SUPPLIED ENTRIES:

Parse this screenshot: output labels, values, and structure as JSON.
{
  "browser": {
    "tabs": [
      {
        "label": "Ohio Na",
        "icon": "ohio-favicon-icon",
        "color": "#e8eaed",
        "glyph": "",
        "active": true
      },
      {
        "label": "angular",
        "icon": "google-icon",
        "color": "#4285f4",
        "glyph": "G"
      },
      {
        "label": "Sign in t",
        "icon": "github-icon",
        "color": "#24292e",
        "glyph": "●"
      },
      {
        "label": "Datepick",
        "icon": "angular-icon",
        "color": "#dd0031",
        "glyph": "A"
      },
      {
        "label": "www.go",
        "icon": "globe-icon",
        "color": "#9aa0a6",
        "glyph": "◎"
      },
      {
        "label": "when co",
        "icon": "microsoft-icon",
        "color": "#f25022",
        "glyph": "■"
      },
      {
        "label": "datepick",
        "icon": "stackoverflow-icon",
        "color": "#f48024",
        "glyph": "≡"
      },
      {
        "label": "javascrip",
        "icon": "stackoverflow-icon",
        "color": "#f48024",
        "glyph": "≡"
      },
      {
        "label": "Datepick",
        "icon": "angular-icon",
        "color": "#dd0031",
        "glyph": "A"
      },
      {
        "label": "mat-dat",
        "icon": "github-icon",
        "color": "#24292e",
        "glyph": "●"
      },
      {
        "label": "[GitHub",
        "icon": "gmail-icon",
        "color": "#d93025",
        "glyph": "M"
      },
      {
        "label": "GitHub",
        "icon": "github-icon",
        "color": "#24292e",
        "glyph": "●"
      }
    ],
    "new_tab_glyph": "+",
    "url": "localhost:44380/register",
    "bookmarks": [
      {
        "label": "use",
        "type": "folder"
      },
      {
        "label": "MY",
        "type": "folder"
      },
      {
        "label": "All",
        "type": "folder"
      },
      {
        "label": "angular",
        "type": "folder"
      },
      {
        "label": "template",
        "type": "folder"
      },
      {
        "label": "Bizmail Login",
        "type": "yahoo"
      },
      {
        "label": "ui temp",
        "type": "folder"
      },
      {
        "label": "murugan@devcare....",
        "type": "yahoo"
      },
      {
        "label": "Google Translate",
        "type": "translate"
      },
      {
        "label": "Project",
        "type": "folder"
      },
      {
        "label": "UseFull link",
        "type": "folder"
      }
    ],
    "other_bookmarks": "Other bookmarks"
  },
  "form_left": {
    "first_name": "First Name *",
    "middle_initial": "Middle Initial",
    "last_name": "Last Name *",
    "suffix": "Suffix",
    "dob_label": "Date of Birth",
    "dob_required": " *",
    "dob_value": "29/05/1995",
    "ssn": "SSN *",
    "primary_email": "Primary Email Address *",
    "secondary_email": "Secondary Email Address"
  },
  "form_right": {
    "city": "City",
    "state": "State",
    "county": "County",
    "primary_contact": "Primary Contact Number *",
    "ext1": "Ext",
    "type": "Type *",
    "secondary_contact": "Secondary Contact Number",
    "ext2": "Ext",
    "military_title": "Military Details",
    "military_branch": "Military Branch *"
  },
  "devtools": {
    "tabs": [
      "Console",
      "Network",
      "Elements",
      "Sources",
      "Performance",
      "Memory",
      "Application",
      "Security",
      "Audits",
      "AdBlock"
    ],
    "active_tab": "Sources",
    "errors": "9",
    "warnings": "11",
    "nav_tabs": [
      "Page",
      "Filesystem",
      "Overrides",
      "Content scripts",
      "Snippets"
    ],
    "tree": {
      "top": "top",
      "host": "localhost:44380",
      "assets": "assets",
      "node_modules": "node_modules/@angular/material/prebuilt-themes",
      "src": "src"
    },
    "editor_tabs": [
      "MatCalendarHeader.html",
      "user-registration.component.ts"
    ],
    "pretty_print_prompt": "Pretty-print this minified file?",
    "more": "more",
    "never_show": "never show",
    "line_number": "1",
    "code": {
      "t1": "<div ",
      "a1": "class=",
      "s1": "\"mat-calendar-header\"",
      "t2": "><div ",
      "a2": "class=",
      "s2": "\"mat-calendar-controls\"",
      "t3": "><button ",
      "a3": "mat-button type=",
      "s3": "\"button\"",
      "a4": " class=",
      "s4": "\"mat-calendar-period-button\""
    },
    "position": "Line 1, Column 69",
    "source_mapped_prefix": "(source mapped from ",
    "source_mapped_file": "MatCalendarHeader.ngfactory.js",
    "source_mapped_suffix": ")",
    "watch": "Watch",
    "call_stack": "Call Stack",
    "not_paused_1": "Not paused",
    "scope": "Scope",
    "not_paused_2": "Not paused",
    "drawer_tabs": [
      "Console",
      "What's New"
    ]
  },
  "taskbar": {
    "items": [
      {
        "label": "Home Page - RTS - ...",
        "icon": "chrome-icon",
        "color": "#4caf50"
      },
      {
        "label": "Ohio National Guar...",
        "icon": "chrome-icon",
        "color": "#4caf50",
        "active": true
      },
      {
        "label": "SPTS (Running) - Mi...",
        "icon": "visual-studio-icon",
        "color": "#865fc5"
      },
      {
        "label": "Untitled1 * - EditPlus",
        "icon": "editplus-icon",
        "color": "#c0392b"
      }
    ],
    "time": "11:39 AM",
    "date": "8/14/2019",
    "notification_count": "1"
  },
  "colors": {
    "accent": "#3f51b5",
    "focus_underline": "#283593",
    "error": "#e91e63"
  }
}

INSTRUCTIONS TO FOLLOW: Write out all the data again, exactly as it appears.

EXERCISE RESPONSE:
Parse this screenshot: output labels, values, and structure as JSON.
{
  "browser": {
    "tabs": [
      {
        "label": "Ohio Na",
        "icon": "ohio-favicon-icon",
        "color": "#e8eaed",
        "glyph": "",
        "active": true
      },
      {
        "label": "angular",
        "icon": "google-icon",
        "color": "#4285f4",
        "glyph": "G"
      },
      {
        "label": "Sign in t",
        "icon": "github-icon",
        "color": "#24292e",
        "glyph": "●"
      },
      {
        "label": "Datepick",
        "icon": "angular-icon",
        "color": "#dd0031",
        "glyph": "A"
      },
      {
        "label": "www.go",
        "icon": "globe-icon",
        "color": "#9aa0a6",
        "glyph": "◎"
      },
      {
        "label": "when co",
        "icon": "microsoft-icon",
        "color": "#f25022",
        "glyph": "■"
      },
      {
        "label": "datepick",
        "icon": "stackoverflow-icon",
        "color": "#f48024",
        "glyph": "≡"
      },
      {
        "label": "javascrip",
        "icon": "stackoverflow-icon",
        "color": "#f48024",
        "glyph": "≡"
      },
      {
        "label": "Datepick",
        "icon": "angular-icon",
        "color": "#dd0031",
        "glyph": "A"
      },
      {
        "label": "mat-dat",
        "icon": "github-icon",
        "color": "#24292e",
        "glyph": "●"
      },
      {
        "label": "[GitHub",
        "icon": "gmail-icon",
        "color": "#d93025",
        "glyph": "M"
      },
      {
        "label": "GitHub",
        "icon": "github-icon",
        "color": "#24292e",
        "glyph": "●"
      }
    ],
    "new_tab_glyph": "+",
    "url": "localhost:44380/register",
    "bookmarks": [
      {
        "label": "use",
        "type": "folder"
      },
      {
        "label": "MY",
        "type": "folder"
      },
      {
        "label": "All",
        "type": "folder"
      },
      {
        "label": "angular",
        "type": "folder"
      },
      {
        "label": "template",
        "type": "folder"
      },
      {
        "label": "Bizmail Login",
        "type": "yahoo"
      },
      {
        "label": "ui temp",
        "type": "folder"
      },
      {
        "label": "murugan@devcare....",
        "type": "yahoo"
      },
      {
        "label": "Google Translate",
        "type": "translate"
      },
      {
        "label": "Project",
        "type": "folder"
      },
      {
        "label": "UseFull link",
        "type": "folder"
      }
    ],
    "other_bookmarks": "Other bookmarks"
  },
  "form_left": {
    "first_name": "First Name *",
    "middle_initial": "Middle Initial",
    "last_name": "Last Name *",
    "suffix": "Suffix",
    "dob_label": "Date of Birth",
    "dob_required": " *",
    "dob_value": "29/05/1995",
    "ssn": "SSN *",
    "primary_email": "Primary Email Address *",
    "secondary_email": "Secondary Email Address"
  },
  "form_right": {
    "city": "City",
    "state": "State",
    "county": "County",
    "primary_contact": "Primary Contact Number *",
    "ext1": "Ext",
    "type": "Type *",
    "secondary_contact": "Secondary Contact Number",
    "ext2": "Ext",
    "military_title": "Military Details",
    "military_branch": "Military Branch *"
  },
  "devtools": {
    "tabs": [
      "Console",
      "Network",
      "Elements",
      "Sources",
      "Performance",
      "Memory",
      "Application",
      "Security",
      "Audits",
      "AdBlock"
    ],
    "active_tab": "Sources",
    "errors": "9",
    "warnings": "11",
    "nav_tabs": [
      "Page",
      "Filesystem",
      "Overrides",
      "Content scripts",
      "Snippets"
    ],
    "tree": {
      "top": "top",
      "host": "localhost:44380",
      "assets": "assets",
      "node_modules": "node_modules/@angular/material/prebuilt-themes",
      "src": "src"
    },
    "editor_tabs": [
      "MatCalendarHeader.html",
      "user-registration.component.ts"
    ],
    "pretty_print_prompt": "Pretty-print this minified file?",
    "more": "more",
    "never_show": "never show",
    "line_number": "1",
    "code": {
      "t1": "<div ",
      "a1": "class=",
      "s1": "\"mat-calendar-header\"",
      "t2": "><div ",
      "a2": "class=",
      "s2": "\"mat-calendar-controls\"",
      "t3": "><button ",
      "a3": "mat-button type=",
      "s3": "\"button\"",
      "a4": " class=",
      "s4": "\"mat-calendar-period-button\""
    },
    "position": "Line 1, Column 69",
    "source_mapped_prefix": "(source mapped from ",
    "source_mapped_file": "MatCalendarHeader.ngfactory.js",
    "source_mapped_suffix": ")",
    "watch": "Watch",
    "call_stack": "Call Stack",
    "not_paused_1": "Not paused",
    "scope": "Scope",
    "not_paused_2": "Not paused",
    "drawer_tabs": [
      "Console",
      "What's New"
    ]
  },
  "taskbar": {
    "items": [
      {
        "label": "Home Page - RTS - ...",
        "icon": "chrome-icon",
        "color": "#4caf50"
      },
      {
        "label": "Ohio National Guar...",
        "icon": "chrome-icon",
        "color": "#4caf50",
        "active": true
      },
      {
        "label": "SPTS (Running) - Mi...",
        "icon": "visual-studio-icon",
        "color": "#865fc5"
      },
      {
        "label": "Untitled1 * - EditPlus",
        "icon": "editplus-icon",
        "color": "#c0392b"
      }
    ],
    "time": "11:39 AM",
    "date": "8/14/2019",
    "notification_count": "1"
  },
  "colors": {
    "accent": "#3f51b5",
    "focus_underline": "#283593",
    "error": "#e91e63"
  }
}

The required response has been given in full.